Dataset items

○ ○ ○ ○

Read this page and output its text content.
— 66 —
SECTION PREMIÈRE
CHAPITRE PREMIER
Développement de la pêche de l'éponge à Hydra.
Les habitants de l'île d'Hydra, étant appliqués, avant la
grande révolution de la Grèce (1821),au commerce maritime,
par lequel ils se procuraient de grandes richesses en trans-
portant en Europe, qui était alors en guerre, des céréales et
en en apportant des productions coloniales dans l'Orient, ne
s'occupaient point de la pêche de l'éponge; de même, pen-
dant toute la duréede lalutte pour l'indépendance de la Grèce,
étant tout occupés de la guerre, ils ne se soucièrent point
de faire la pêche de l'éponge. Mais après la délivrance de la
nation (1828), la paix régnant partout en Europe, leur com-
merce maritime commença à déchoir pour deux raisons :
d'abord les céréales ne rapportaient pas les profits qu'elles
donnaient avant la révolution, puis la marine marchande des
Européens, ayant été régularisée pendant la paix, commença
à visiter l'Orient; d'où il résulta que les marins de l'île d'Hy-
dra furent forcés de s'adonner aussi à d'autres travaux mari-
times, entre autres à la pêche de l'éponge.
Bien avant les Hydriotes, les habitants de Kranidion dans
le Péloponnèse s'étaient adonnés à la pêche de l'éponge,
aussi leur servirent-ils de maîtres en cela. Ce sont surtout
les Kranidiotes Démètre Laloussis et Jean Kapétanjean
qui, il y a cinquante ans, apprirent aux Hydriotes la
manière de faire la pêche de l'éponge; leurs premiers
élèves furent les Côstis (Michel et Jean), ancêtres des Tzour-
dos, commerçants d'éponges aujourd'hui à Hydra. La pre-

○ ○ ○ ○

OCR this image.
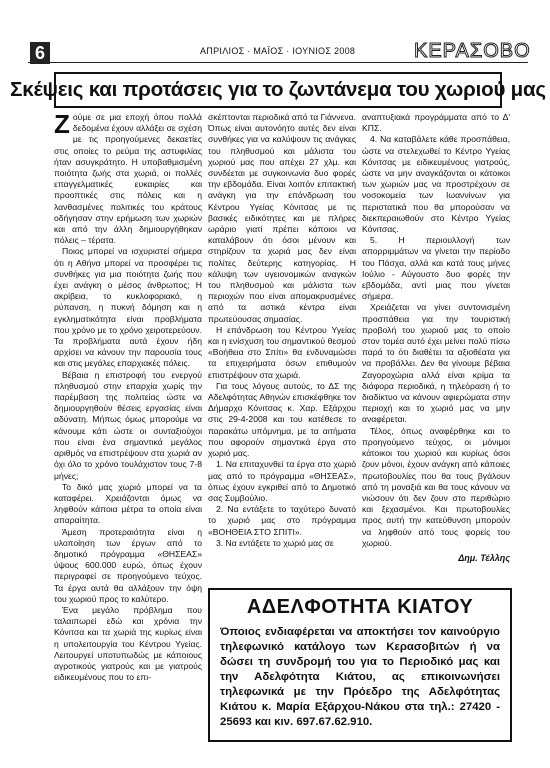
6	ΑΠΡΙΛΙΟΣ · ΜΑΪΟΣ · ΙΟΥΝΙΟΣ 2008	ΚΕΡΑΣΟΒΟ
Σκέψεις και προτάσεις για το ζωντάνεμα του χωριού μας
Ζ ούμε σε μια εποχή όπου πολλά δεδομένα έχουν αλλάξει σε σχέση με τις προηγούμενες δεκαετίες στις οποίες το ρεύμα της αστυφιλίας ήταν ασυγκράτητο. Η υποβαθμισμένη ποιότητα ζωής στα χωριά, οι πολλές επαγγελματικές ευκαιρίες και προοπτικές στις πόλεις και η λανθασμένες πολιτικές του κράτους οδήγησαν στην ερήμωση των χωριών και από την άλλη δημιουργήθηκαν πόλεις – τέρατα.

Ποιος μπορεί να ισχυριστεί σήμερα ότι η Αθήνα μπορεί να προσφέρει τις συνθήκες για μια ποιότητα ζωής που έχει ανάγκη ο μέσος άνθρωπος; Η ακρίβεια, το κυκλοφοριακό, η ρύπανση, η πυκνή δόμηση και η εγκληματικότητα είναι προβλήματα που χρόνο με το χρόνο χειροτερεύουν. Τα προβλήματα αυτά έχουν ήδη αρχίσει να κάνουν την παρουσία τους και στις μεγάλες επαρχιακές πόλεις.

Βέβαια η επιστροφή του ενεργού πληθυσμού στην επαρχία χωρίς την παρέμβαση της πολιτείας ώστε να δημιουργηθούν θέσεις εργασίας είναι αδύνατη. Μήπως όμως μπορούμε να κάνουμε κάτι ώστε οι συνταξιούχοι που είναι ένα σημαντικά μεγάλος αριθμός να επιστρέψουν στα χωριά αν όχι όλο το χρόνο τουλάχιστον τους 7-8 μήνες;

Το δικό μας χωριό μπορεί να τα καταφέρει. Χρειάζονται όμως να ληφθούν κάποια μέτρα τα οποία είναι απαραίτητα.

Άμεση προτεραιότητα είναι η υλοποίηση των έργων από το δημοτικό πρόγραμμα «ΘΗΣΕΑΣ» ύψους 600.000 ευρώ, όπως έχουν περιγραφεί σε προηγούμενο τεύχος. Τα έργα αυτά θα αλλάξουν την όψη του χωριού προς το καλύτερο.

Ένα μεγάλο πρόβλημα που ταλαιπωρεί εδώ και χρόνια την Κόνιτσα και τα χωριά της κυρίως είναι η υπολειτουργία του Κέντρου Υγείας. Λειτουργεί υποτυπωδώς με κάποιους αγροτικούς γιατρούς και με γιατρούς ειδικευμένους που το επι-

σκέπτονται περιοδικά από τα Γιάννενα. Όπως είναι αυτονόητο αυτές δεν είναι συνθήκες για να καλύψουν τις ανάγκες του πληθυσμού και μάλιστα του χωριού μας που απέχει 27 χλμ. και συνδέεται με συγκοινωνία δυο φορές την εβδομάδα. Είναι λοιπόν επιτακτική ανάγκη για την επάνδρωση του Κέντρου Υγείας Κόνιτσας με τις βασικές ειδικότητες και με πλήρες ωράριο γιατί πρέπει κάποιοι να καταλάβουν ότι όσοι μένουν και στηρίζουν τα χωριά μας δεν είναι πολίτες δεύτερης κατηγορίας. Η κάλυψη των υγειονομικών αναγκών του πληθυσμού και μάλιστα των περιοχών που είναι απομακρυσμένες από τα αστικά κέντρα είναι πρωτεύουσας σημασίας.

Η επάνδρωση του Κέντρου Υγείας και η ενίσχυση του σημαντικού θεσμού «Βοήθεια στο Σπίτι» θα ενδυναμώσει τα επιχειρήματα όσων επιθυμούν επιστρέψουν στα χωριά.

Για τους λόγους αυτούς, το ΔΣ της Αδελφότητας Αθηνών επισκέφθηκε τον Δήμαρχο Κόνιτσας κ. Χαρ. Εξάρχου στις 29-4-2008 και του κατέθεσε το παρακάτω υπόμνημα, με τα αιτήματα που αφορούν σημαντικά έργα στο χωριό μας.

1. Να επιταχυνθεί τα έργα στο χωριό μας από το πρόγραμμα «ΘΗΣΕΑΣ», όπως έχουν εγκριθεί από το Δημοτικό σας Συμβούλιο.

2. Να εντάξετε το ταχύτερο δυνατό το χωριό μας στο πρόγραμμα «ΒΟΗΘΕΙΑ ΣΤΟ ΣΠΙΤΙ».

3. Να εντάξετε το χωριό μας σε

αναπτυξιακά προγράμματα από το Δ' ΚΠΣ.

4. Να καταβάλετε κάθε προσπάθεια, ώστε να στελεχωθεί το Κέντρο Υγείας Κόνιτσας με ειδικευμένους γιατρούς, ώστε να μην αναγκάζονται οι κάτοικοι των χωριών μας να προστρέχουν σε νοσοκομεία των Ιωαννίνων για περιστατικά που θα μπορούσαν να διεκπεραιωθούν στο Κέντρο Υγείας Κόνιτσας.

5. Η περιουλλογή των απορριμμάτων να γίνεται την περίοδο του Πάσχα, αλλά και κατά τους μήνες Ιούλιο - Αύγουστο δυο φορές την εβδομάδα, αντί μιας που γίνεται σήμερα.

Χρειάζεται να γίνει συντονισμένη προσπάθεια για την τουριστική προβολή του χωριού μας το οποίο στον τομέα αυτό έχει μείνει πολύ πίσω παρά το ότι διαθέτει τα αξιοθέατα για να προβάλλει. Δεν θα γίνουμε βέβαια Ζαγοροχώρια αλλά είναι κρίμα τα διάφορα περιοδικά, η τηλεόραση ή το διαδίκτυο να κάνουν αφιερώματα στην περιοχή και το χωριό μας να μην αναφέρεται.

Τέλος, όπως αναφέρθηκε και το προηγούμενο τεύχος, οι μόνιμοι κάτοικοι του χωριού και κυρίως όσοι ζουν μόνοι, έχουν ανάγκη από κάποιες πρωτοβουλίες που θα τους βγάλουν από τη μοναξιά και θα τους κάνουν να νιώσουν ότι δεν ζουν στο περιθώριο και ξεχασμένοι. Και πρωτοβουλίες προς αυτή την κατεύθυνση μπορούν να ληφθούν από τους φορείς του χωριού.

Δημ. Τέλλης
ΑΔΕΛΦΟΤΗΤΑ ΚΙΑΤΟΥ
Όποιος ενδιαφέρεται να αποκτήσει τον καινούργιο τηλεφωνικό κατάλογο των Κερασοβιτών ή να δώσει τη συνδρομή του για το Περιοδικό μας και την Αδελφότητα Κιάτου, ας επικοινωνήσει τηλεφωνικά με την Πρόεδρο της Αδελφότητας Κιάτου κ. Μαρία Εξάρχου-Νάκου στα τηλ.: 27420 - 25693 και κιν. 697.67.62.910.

○ ○ ○ ○

Extract from the material all lines containing the string "point".

*Written response:*
s'occupaient point de la pêche de l'éponge; de même, pen-
étant tout occupés de la guerre, ils ne se soucièrent point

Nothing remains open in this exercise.